**Written exercise**
Select, from the material below, each line with "Diseases" in it.

**Collected data**
____________________

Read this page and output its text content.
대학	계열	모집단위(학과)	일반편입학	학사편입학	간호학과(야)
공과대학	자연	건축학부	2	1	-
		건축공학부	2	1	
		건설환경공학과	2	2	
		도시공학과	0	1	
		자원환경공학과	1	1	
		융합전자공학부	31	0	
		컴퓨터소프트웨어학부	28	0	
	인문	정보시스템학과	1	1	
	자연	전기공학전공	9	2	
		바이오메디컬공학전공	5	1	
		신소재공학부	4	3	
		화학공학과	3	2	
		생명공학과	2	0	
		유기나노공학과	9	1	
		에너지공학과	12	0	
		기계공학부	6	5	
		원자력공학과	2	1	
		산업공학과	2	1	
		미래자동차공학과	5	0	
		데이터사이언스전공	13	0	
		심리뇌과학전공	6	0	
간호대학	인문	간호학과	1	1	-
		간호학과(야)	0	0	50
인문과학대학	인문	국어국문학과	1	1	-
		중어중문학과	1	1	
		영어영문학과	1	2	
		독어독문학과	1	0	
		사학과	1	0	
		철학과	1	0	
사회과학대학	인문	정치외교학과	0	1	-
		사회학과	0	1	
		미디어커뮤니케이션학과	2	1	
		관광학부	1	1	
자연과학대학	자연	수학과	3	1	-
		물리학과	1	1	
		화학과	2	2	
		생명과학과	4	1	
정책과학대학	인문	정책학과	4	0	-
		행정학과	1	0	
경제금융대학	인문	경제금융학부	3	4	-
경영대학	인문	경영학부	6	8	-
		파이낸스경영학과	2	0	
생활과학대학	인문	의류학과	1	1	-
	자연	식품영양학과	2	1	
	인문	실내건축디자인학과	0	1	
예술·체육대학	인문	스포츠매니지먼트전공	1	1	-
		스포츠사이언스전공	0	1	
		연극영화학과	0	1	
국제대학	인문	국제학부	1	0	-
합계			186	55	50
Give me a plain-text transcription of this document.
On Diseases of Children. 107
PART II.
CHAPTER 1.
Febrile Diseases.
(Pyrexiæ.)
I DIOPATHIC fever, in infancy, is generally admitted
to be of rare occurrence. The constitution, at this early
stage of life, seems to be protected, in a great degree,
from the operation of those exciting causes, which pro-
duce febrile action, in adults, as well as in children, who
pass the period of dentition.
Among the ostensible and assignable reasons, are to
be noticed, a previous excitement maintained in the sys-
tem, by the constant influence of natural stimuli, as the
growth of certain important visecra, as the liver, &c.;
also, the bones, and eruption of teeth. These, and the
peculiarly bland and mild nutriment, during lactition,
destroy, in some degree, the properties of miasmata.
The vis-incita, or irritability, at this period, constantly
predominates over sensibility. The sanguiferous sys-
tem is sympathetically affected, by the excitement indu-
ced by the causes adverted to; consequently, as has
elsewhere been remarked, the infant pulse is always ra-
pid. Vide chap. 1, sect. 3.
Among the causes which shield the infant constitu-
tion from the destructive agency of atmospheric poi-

____________________

**Complete response**
On Diseases of Children. 107
Febrile Diseases.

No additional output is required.